Rows:
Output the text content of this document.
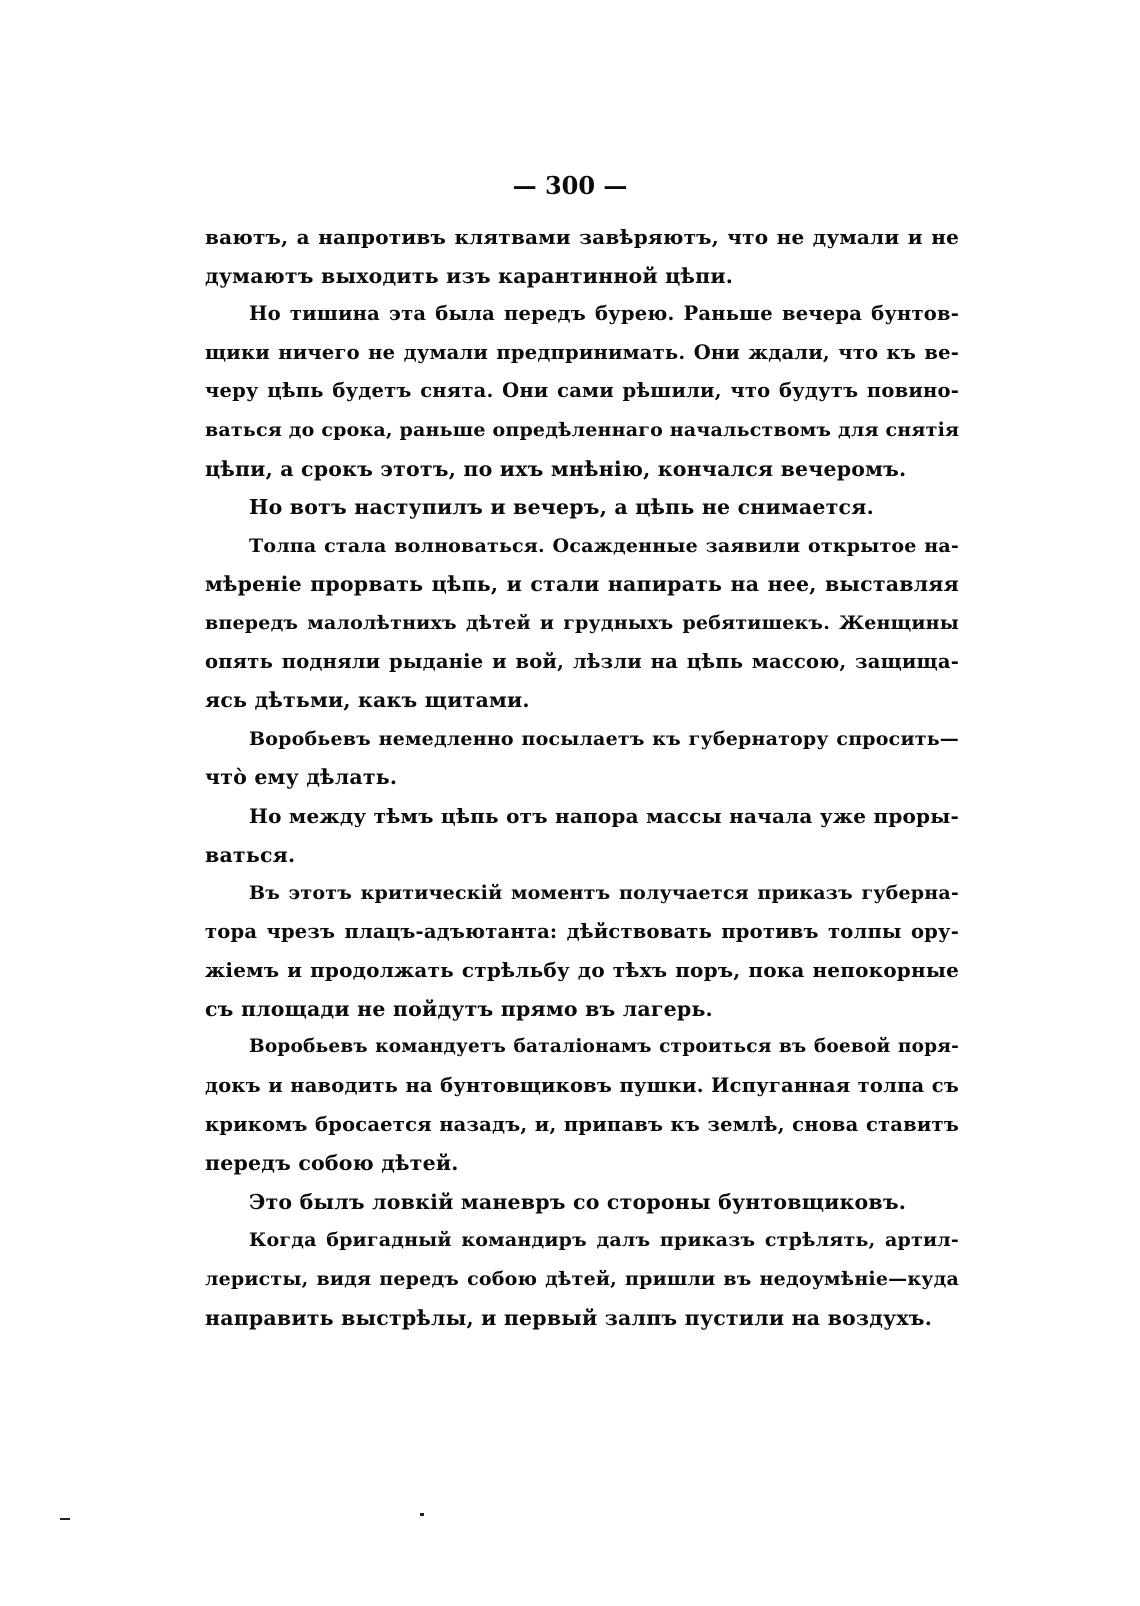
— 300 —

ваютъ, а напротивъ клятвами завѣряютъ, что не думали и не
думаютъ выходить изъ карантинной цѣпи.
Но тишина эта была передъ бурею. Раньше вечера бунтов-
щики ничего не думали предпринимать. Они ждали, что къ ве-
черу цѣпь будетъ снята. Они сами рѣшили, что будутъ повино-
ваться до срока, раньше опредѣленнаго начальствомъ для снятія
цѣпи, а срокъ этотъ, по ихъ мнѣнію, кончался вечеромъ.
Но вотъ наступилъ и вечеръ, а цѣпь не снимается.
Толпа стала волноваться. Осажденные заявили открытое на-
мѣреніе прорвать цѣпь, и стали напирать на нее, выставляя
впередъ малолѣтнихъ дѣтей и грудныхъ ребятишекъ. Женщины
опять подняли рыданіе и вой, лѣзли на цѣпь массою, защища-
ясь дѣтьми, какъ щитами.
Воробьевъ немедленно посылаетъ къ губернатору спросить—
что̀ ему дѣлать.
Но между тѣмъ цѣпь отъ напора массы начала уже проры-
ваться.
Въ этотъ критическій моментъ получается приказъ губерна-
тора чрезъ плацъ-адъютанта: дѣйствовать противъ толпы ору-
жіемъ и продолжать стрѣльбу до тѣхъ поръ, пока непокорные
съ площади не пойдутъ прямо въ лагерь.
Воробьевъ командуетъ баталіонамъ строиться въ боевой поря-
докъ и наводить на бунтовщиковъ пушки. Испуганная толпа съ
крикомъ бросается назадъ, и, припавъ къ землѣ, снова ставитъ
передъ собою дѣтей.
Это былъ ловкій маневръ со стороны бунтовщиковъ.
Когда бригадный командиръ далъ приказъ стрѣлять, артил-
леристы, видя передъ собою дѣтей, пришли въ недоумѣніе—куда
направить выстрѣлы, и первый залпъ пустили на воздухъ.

--

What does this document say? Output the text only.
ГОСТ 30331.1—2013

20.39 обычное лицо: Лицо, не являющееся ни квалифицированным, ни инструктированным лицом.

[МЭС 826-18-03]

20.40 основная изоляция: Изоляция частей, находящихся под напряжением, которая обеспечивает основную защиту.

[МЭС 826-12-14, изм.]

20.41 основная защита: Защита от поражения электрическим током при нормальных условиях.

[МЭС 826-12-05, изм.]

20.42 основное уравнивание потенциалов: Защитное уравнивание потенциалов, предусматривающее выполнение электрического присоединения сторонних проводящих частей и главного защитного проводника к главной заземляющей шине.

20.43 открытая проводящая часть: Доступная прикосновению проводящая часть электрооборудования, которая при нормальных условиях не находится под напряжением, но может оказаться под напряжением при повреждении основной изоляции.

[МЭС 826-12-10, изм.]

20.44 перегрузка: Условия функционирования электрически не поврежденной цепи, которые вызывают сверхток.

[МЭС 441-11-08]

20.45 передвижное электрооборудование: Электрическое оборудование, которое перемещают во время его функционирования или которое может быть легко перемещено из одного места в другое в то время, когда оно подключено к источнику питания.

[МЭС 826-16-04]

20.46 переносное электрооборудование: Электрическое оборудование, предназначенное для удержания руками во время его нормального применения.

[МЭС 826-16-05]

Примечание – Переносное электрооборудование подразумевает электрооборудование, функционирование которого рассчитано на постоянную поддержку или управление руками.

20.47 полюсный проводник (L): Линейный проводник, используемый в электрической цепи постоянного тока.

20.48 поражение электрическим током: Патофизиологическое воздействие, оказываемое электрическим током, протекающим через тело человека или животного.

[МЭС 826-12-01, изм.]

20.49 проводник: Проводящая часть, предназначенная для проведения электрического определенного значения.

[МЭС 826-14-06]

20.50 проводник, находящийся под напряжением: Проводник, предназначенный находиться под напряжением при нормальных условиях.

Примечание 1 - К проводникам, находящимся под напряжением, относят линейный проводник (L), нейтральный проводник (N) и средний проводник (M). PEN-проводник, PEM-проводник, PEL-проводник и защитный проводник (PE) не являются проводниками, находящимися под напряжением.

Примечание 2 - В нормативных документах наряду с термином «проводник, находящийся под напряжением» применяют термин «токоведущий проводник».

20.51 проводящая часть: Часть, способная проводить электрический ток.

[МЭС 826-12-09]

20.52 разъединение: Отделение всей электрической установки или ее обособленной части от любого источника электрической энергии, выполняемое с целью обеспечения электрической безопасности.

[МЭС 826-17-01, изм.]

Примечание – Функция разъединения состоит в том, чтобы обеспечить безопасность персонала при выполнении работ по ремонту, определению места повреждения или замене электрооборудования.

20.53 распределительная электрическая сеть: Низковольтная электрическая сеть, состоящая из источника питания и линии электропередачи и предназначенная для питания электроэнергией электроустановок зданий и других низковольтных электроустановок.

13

Given task:
Copy each line of the listing in which the word "условиях" can be found.

Solution to this exercise:
20.41 основная защита: Защита от поражения электрическим током при нормальных условиях.
20.43 открытая проводящая часть: Доступная прикосновению проводящая часть электрооборудования, которая при нормальных условиях не находится под напряжением, но может оказаться под напряжением при повреждении основной изоляции.
20.50 проводник, находящийся под напряжением: Проводник, предназначенный находиться под напряжением при нормальных условиях.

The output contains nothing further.